Written task 1.
Answer these questions about the blog post on Hollins faculty books, one line each:
(a) At what time did the writer get back to the room after the party?
(b) Who wrote Walking Home to Rosie Lee, and on what date is it available?
(c) Which two books by Ashley Wolff are listed?
Written task 2.
Carry on the blog post about Hollins faculty books from the point where it stops.

Classes are over, assignments are all in, grades are coming back and going onto HIS (which Hollins women will understand and to all others, I’m sorry, I don’t know really how to explain it; some online… something).  Things are looking bright.  I have free time.  I can spend it as I wish.  Directly following classes, it was devoted to a faculty reading and then a very long party with the writers’ living room.  I got back to the room around 12:30 Thursday morning.

So let’s talk about books from Hollins’ faculty to keep an eye out for, since most of what was read were WIPs or things that will be coming soon (I hope I’m allowed to talk about those….  My theory is that no one is going to mind if I possibly garner them more readers…  😉 ).

Picture books (or illustrated storybooks):

  • Walking Home to Rosie Lee by A. LaFaye: This is a beautiful story.  Alexandria read it to us in class and I was not the only one tearing.  It is the story of a freed slave boy searching for his Momma.  This one’s available August 1.  And yes, I bought a copy already.
  • Baby Bear Sees Blue and Baby Bear Counts One by Ashley Wolff: They’re just cute and the illustrations are beautiful.

Excerpted data.
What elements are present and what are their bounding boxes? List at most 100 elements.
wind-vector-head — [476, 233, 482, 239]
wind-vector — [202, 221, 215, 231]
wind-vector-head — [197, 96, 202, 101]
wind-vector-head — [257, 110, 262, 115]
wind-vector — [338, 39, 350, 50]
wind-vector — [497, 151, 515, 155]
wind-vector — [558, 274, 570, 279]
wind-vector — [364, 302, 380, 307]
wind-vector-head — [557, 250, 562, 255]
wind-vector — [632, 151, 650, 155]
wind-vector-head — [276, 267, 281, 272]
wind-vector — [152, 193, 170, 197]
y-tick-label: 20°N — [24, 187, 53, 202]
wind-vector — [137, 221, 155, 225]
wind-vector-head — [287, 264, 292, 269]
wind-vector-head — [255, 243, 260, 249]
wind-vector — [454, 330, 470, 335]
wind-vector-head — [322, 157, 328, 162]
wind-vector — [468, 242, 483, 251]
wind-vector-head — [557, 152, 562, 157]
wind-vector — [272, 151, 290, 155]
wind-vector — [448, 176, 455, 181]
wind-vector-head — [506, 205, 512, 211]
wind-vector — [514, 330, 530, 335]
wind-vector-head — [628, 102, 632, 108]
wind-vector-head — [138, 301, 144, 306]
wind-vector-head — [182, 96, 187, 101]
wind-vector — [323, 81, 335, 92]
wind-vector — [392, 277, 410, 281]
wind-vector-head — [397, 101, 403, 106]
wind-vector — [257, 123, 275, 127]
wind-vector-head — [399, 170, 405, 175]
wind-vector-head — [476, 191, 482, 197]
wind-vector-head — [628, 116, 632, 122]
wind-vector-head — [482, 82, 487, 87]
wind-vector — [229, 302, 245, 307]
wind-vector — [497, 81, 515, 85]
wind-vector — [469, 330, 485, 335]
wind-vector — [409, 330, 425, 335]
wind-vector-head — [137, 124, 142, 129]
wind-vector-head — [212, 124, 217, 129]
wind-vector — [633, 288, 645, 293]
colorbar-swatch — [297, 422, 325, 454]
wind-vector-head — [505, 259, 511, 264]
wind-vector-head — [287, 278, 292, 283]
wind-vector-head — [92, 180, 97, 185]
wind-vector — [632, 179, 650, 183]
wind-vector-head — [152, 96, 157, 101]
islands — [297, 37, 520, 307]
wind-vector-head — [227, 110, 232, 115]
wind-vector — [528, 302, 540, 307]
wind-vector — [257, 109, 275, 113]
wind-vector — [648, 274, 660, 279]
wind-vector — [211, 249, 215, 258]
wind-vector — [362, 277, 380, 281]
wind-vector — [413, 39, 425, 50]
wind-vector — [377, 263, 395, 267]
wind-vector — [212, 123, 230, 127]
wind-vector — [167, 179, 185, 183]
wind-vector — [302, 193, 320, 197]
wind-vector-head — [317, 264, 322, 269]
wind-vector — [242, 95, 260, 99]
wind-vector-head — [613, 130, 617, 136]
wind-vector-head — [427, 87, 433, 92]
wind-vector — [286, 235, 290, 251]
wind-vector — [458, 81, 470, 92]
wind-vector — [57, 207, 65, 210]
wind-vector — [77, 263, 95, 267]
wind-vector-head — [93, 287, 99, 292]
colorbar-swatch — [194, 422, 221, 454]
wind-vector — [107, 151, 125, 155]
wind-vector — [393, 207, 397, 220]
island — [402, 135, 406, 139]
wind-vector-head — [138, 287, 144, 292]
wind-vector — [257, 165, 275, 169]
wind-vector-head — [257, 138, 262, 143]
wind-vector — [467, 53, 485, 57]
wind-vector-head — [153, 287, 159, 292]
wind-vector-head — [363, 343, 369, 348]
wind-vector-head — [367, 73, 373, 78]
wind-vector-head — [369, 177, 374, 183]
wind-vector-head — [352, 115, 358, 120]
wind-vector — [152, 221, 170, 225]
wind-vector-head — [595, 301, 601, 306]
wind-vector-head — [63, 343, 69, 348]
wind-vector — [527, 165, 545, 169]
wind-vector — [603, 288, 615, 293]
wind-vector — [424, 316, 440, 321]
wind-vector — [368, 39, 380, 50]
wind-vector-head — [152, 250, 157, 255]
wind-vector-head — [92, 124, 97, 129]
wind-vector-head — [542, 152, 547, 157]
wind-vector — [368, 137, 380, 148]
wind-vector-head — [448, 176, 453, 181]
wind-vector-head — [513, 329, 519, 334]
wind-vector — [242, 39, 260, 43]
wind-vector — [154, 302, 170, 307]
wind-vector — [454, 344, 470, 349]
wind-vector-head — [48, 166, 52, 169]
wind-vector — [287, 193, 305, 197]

Expected output 1.
(a) Around 12:30 Thursday morning.
(b) A. LaFaye; it is available August 1.
(c) Baby Bear Sees Blue and Baby Bear Counts One.

Expected output 2.
Novels:

  • The Army of Cursed Frogs by Lisa Rowe Fraustino:  Gwen, this one is here for you.  I didn’t get much of a drift from the short section she read.  Seems well written, I definitely felt for her character.  Dialectic dialogue.
  • The Freedom Maze by Delia Sherman:  A girl is sent back in time and mistaken for a slave by her own family.
  • The Secret Society of Pork Rinds and Poison Ivy by Candace Ransom: This sounds like a fun book about family drama after Grandma’s death, very much from a child’s perspective.
  • The Christmas Cup by Nancy Patterson.  Already out.  This, she said, she wrote in Jeanne Larsen’s class.  A creative nonfiction piece about how she came to love words–or that’s what she read to us (I think that might be a snippet, not the overarching plot).
  • The Privilege of the Sword by Ellen Kushner: a fantasy piece about a girl who learns to sword fight against tradition.  Already out.

Critical works:

  • Brian Attebery’s working on a new, intriguing book about fantasy.

Plays:

  • After Math by Jon Dorf: What happens to the boy who disappears after math class.  Some intriguing monologued theories are what we had read to us.  I especially liked one of them.

All the readers were really fantastic, with great stage presences.  Amanda Cockrell also read, but I missed writing down what she read, and C. W. (Chip) Sullivan read a work not headed toward publication soon.

Of other note:  I started reading Delia Sherman’s Changeling (that one should arrive at my house soon) and Delia and Ellen Kushner’s The Fall of the Kings.  I’m enjoying both.  I bought the sequel to Changeling too.

After the reading, we went for one last party in the Swannanoa “living room,” where we mostly just talked, though we did eventually turn our attention to writing as Ellen wanted us to do.  I’m going to miss these nights of relaxing and talking with writers.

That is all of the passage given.